───── DATA ENTRIES ─────
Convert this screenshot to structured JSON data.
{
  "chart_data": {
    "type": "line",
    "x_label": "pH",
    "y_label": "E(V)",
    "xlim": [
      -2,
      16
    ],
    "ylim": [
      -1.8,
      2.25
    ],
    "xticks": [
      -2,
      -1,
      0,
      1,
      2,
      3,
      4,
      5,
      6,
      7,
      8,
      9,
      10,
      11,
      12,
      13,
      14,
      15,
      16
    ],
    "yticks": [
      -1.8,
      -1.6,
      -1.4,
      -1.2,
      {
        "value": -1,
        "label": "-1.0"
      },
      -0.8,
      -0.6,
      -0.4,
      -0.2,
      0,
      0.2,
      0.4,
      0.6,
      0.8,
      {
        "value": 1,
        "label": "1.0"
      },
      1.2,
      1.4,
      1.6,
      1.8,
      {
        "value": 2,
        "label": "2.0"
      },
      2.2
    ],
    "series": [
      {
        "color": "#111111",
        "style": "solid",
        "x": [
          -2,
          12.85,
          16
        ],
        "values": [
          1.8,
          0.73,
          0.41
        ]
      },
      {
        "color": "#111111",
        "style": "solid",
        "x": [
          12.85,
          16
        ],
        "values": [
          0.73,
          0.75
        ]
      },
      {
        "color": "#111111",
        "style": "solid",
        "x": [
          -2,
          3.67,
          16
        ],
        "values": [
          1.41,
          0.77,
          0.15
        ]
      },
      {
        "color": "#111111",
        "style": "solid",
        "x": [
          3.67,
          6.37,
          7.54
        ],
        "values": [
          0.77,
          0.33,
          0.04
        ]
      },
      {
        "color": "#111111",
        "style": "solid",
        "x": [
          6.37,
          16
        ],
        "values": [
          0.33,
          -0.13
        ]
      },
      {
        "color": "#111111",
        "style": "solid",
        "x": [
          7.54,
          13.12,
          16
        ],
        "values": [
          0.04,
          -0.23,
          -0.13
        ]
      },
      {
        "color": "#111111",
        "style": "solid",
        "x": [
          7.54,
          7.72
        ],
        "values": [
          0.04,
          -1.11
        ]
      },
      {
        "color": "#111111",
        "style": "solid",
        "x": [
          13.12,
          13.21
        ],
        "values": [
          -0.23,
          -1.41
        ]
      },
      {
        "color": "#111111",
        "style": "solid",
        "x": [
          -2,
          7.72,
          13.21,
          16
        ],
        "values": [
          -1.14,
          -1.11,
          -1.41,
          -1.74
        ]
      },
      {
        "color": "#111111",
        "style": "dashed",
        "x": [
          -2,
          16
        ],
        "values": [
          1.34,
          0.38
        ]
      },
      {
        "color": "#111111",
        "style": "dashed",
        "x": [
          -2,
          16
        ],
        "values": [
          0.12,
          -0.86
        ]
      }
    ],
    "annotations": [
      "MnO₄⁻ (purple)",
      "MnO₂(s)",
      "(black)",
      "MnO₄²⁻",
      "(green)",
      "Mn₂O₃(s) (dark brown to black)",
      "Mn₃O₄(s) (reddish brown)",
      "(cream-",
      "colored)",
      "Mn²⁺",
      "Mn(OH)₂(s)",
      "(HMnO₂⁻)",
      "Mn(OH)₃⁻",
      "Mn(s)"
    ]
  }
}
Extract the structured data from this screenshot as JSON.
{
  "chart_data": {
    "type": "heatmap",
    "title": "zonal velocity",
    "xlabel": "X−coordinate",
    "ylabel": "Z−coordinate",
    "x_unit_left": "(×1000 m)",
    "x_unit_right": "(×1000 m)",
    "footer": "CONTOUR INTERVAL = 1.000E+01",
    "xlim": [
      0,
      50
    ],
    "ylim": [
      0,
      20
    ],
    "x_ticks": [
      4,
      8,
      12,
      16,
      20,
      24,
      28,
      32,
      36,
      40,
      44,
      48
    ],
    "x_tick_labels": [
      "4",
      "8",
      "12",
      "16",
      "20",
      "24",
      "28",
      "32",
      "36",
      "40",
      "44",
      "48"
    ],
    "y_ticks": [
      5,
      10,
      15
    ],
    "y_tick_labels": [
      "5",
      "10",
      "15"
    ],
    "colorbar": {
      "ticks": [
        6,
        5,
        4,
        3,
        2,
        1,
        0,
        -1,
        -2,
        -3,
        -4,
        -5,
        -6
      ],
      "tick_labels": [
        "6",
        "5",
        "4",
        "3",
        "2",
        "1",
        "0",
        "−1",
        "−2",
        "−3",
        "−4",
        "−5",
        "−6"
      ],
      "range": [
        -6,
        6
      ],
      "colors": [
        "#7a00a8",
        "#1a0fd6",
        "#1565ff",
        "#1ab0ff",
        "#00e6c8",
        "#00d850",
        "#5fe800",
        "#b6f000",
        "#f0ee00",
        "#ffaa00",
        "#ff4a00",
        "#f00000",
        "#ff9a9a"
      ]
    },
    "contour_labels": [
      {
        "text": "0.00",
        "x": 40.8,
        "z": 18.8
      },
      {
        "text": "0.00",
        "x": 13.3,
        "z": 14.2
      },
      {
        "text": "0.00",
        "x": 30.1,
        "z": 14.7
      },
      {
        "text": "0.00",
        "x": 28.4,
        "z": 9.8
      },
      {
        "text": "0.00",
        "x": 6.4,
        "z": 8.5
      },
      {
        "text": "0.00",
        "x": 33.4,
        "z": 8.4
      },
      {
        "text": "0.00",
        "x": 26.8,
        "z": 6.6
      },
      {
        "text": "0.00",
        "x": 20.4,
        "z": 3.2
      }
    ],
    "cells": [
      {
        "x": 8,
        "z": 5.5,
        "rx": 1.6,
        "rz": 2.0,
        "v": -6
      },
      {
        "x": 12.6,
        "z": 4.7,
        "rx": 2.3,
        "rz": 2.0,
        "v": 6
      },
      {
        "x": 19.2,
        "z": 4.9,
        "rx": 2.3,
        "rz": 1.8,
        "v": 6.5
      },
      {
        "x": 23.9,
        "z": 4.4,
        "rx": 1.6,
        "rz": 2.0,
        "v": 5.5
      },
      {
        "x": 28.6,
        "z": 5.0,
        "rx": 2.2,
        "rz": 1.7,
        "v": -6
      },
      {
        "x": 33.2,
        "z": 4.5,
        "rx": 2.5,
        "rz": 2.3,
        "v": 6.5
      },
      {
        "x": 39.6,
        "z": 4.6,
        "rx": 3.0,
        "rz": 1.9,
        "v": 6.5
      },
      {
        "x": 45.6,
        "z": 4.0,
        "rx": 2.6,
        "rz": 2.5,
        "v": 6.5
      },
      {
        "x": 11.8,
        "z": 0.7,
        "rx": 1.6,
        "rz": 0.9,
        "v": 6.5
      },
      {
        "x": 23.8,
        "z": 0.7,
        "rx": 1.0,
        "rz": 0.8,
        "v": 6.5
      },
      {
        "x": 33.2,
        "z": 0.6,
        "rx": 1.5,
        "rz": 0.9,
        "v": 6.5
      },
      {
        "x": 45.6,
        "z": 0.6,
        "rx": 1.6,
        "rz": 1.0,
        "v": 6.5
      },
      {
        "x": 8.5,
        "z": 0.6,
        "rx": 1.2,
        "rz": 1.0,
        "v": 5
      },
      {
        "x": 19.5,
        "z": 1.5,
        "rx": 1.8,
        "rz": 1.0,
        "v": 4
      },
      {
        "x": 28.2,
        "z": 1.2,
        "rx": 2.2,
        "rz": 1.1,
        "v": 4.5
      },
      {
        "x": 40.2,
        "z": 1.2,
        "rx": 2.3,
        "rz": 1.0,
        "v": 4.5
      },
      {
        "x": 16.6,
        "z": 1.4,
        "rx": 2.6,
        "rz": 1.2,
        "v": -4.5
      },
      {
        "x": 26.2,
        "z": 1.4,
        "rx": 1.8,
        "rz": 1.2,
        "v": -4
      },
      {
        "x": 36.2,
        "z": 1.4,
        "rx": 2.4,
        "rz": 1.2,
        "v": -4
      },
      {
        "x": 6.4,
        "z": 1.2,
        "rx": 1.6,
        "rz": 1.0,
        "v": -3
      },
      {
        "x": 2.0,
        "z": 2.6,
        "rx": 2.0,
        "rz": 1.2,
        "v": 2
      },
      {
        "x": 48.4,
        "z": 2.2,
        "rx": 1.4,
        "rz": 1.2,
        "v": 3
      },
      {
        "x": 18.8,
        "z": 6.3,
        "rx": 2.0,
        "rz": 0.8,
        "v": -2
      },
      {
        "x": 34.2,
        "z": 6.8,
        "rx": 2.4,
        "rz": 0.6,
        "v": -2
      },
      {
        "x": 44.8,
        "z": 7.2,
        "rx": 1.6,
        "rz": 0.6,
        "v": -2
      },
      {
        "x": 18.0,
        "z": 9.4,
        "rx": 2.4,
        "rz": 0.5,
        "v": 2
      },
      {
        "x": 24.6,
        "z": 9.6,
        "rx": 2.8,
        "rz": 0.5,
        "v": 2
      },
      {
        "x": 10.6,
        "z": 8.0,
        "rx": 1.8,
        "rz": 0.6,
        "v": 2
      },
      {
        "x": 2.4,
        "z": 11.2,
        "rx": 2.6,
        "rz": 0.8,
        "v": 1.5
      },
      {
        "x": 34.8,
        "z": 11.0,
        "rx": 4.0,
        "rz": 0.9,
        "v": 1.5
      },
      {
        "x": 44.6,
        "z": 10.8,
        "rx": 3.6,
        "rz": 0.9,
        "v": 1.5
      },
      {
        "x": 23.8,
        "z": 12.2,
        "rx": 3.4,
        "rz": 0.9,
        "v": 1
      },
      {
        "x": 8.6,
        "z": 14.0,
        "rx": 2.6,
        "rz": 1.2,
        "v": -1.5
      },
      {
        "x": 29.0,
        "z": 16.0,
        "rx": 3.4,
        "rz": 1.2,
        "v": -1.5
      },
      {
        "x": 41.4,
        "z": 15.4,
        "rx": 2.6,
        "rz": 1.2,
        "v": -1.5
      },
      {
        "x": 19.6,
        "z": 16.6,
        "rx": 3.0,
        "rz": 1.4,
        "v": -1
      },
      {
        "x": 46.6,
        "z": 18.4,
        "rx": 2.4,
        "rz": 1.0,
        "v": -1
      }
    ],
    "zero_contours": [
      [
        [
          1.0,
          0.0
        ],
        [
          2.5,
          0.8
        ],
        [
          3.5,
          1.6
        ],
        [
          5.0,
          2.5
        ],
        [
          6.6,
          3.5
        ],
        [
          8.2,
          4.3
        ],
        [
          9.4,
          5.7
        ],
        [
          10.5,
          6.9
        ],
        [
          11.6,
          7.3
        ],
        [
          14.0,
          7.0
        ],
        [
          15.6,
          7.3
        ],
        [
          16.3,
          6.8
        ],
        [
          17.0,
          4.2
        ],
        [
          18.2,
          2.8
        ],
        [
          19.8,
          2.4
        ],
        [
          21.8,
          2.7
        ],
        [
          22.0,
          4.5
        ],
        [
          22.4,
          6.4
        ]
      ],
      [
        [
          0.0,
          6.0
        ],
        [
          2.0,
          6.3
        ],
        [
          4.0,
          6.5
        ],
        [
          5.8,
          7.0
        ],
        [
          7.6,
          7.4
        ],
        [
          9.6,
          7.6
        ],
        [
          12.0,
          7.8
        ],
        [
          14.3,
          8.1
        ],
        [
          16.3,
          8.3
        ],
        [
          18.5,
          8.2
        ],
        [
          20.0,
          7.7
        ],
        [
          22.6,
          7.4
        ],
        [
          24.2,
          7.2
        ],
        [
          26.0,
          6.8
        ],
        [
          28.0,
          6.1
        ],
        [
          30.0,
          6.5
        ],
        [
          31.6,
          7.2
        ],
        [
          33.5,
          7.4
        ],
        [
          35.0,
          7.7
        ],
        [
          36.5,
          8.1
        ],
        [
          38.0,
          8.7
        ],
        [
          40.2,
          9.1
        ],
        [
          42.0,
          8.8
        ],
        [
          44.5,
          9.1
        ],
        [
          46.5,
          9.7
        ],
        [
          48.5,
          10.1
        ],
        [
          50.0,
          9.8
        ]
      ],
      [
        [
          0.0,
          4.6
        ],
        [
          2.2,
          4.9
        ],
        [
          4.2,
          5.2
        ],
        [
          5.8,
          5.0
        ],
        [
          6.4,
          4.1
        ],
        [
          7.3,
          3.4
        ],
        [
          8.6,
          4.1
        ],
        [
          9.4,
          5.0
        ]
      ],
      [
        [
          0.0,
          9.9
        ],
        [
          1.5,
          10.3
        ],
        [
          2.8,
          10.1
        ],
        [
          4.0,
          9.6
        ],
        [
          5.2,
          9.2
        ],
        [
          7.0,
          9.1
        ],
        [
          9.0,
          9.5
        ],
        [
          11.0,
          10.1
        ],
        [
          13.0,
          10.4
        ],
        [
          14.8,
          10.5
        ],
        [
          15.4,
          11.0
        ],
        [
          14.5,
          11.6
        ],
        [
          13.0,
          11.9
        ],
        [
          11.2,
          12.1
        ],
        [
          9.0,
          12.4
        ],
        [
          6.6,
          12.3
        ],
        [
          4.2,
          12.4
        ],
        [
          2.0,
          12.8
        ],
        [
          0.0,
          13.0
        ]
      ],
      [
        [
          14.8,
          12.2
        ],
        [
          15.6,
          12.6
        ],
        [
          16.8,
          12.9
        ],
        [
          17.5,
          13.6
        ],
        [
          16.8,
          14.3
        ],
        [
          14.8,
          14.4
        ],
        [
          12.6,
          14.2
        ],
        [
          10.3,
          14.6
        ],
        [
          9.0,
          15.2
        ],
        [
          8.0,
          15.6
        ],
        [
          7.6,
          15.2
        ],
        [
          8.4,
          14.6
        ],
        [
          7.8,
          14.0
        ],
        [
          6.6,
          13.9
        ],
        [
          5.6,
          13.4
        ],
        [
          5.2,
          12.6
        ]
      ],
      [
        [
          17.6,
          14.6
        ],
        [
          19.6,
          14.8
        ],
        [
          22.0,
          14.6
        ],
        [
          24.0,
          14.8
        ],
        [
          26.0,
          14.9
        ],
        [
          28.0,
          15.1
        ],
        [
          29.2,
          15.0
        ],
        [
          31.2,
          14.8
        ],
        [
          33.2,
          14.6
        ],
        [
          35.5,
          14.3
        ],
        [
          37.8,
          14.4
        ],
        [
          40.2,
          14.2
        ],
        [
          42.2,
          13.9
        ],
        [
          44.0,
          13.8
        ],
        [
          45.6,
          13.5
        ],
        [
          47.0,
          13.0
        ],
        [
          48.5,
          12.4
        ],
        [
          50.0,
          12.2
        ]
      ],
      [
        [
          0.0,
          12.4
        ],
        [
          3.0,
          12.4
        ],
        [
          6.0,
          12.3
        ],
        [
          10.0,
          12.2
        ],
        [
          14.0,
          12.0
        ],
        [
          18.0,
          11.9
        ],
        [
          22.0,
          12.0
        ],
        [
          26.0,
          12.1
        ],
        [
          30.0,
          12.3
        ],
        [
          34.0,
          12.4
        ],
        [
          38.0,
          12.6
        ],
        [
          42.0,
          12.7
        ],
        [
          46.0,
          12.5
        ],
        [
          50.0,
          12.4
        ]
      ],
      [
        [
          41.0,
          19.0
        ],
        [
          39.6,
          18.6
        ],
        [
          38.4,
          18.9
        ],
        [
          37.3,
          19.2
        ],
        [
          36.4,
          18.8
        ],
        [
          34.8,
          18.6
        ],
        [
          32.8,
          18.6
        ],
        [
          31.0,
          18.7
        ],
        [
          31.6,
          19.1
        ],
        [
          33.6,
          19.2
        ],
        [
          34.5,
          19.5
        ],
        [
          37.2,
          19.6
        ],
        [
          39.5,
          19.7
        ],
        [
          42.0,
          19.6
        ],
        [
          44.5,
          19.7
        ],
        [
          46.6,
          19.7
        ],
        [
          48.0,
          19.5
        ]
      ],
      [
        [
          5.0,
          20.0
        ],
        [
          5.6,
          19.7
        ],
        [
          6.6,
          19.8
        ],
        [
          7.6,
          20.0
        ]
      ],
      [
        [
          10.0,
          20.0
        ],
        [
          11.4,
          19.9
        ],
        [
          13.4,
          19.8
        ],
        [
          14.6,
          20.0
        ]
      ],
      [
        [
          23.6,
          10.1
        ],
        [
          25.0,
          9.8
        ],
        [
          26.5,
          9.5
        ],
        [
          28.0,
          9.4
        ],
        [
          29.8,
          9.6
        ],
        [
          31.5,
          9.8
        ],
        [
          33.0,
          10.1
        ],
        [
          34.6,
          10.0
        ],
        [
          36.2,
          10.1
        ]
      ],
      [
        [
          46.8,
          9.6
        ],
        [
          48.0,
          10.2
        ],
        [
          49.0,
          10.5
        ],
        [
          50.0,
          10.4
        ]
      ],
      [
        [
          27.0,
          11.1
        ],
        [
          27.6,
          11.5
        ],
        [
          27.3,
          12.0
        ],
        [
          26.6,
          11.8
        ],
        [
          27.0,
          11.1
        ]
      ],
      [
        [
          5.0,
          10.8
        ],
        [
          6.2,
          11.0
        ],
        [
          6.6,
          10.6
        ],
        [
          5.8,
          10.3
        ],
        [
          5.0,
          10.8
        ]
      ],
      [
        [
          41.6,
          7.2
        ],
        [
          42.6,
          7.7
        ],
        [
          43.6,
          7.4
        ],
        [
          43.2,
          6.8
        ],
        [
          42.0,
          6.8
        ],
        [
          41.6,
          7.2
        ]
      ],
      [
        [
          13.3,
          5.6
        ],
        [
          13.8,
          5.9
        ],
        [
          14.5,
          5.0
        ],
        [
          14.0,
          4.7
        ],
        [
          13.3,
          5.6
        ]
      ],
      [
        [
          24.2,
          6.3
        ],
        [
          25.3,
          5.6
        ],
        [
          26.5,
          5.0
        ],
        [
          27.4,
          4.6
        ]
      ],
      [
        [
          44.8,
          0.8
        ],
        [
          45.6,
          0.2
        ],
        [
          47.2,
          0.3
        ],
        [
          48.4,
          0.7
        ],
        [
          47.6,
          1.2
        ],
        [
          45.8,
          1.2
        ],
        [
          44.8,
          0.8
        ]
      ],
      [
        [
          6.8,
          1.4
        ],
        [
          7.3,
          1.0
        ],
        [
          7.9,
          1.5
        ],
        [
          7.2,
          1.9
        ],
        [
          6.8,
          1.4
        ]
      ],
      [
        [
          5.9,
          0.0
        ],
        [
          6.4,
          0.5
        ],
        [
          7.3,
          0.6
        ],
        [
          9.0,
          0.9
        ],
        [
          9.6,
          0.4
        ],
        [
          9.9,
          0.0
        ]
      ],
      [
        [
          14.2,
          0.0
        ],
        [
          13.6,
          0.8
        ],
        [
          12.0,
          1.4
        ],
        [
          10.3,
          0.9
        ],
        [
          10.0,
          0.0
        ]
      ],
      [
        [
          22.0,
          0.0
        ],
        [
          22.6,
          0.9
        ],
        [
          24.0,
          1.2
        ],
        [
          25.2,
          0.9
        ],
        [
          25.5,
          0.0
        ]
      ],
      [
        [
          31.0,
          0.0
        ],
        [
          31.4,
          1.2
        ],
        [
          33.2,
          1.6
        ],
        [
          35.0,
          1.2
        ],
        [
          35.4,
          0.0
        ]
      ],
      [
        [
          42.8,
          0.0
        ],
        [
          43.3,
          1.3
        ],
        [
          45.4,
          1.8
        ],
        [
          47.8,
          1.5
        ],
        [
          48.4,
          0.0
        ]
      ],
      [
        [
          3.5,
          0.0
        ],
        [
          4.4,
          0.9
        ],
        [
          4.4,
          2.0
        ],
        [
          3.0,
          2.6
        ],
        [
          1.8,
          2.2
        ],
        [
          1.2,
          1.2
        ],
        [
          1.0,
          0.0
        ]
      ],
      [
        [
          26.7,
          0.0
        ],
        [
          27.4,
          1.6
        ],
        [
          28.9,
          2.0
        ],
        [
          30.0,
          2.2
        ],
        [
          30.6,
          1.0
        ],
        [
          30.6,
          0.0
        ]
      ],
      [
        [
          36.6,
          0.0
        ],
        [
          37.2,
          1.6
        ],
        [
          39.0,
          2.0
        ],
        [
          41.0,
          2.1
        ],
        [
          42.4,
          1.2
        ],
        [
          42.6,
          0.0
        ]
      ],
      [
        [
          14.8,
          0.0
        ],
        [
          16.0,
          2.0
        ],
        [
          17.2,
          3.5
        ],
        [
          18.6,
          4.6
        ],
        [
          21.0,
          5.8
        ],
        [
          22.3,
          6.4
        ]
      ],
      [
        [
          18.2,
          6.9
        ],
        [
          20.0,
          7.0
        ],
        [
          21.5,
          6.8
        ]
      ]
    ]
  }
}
─────
_WRITTEN TASK_.
Report how many lines contain "coordinate". Give nothing but the number.

_TASK OUTPUT_.
2